*What is required*: Set down exactly the lines from the one containing "What data populates" through the last line of the records below, both included, and nothing else.

*Available data*:
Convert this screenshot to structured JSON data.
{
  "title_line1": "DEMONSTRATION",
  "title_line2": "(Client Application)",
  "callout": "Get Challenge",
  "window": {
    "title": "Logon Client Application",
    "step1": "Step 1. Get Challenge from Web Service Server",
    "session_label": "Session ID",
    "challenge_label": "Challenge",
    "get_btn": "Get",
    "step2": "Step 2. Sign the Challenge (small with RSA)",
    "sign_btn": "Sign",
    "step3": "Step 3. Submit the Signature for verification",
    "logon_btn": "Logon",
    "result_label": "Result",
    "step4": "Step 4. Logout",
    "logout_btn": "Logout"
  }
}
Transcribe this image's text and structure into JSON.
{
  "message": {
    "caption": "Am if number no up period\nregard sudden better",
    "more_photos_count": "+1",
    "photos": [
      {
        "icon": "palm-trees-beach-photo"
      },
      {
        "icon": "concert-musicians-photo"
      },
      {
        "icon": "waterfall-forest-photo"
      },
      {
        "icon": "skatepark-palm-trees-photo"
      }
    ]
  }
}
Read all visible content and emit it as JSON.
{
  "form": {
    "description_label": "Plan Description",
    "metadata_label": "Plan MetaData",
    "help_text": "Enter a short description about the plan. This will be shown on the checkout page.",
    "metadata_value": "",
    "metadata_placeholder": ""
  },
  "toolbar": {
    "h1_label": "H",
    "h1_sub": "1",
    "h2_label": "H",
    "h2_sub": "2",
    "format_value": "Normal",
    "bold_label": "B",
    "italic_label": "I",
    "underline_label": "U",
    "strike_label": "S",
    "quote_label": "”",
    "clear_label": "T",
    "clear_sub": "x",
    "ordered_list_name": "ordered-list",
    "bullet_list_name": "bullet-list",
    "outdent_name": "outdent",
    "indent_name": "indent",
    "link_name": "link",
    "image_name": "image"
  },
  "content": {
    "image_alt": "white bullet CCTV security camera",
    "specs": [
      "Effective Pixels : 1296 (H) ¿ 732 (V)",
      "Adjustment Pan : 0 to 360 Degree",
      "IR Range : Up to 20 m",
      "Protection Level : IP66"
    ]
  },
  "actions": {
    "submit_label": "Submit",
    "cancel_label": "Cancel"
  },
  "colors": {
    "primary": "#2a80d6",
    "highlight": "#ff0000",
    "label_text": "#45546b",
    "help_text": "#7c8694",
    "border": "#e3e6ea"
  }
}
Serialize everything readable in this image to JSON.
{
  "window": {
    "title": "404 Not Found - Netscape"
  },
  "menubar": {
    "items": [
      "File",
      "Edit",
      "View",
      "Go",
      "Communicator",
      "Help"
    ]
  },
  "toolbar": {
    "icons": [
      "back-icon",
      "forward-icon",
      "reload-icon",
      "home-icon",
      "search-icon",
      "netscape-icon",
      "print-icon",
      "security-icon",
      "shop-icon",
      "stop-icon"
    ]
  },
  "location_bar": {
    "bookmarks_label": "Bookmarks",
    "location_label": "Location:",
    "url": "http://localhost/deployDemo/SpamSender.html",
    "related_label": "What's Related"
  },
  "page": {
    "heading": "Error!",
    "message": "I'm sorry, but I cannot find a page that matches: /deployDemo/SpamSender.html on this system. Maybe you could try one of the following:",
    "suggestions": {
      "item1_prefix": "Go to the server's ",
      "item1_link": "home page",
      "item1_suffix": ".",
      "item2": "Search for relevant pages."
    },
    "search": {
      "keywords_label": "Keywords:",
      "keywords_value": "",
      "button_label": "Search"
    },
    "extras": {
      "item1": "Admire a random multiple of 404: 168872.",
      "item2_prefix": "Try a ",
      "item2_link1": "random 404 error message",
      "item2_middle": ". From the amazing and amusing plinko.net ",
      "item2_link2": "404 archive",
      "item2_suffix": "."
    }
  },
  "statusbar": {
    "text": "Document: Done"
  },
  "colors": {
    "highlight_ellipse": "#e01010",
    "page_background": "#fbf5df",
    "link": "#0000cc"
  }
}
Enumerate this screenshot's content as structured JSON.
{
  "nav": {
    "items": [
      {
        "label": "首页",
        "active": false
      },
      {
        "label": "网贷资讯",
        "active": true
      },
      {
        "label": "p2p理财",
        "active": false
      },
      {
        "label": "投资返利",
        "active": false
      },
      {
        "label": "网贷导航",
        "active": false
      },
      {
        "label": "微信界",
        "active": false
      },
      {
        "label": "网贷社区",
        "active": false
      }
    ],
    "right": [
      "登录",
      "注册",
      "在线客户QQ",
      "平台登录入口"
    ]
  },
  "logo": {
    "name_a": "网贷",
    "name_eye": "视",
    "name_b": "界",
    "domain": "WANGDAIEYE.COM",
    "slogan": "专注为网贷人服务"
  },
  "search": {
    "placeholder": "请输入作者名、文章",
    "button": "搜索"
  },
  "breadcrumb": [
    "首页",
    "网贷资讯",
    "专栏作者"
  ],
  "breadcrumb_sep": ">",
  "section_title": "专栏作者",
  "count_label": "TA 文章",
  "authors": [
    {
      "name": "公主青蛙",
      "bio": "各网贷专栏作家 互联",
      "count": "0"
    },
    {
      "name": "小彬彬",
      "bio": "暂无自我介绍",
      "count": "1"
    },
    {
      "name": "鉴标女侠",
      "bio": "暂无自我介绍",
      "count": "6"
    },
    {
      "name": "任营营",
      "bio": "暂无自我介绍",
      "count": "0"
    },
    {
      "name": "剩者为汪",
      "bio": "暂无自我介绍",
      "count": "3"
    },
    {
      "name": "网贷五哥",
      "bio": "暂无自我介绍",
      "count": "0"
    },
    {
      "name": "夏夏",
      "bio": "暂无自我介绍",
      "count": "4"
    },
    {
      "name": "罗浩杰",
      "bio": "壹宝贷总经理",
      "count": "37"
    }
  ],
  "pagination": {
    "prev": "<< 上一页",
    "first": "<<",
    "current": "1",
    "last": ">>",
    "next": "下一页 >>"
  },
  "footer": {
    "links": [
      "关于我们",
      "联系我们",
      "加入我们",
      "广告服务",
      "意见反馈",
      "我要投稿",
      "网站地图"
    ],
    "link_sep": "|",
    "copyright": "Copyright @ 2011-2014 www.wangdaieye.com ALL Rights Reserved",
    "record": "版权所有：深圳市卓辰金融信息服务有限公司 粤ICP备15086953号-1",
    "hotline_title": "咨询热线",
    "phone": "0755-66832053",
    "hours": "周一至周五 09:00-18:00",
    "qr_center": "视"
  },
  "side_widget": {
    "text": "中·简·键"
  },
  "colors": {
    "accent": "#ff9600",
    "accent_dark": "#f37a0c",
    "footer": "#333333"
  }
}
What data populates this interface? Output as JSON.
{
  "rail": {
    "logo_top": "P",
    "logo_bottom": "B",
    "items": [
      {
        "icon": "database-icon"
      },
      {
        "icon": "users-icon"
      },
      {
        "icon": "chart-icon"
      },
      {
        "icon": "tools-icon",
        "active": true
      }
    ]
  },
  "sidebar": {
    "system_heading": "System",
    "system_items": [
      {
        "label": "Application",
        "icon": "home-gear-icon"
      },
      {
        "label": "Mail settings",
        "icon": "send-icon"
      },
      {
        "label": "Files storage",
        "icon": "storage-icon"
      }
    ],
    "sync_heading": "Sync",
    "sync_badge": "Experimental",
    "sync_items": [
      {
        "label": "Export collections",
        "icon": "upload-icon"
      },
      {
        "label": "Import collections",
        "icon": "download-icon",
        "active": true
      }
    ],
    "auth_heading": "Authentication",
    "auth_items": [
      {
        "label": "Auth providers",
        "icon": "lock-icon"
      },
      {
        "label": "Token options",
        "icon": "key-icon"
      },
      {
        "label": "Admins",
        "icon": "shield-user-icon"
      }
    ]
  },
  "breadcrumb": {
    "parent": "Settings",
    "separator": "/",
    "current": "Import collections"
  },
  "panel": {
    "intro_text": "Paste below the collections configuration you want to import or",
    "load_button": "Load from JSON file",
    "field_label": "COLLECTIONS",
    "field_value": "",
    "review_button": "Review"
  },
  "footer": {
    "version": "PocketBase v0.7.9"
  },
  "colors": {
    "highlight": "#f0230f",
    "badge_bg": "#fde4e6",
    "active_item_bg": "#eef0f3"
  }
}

*Answer to this problem*:
What data populates this interface? Output as JSON.
{
  "rail": {
    "logo_top": "P",
    "logo_bottom": "B",
    "items": [
      {
        "icon": "database-icon"
      },
      {
        "icon": "users-icon"
      },
      {
        "icon": "chart-icon"
      },
      {
        "icon": "tools-icon",
        "active": true
      }
    ]
  },
  "sidebar": {
    "system_heading": "System",
    "system_items": [
      {
        "label": "Application",
        "icon": "home-gear-icon"
      },
      {
        "label": "Mail settings",
        "icon": "send-icon"
      },
      {
        "label": "Files storage",
        "icon": "storage-icon"
      }
    ],
    "sync_heading": "Sync",
    "sync_badge": "Experimental",
    "sync_items": [
      {
        "label": "Export collections",
        "icon": "upload-icon"
      },
      {
        "label": "Import collections",
        "icon": "download-icon",
        "active": true
      }
    ],
    "auth_heading": "Authentication",
    "auth_items": [
      {
        "label": "Auth providers",
        "icon": "lock-icon"
      },
      {
        "label": "Token options",
        "icon": "key-icon"
      },
      {
        "label": "Admins",
        "icon": "shield-user-icon"
      }
    ]
  },
  "breadcrumb": {
    "parent": "Settings",
    "separator": "/",
    "current": "Import collections"
  },
  "panel": {
    "intro_text": "Paste below the collections configuration you want to import or",
    "load_button": "Load from JSON file",
    "field_label": "COLLECTIONS",
    "field_value": "",
    "review_button": "Review"
  },
  "footer": {
    "version": "PocketBase v0.7.9"
  },
  "colors": {
    "highlight": "#f0230f",
    "badge_bg": "#fde4e6",
    "active_item_bg": "#eef0f3"
  }
}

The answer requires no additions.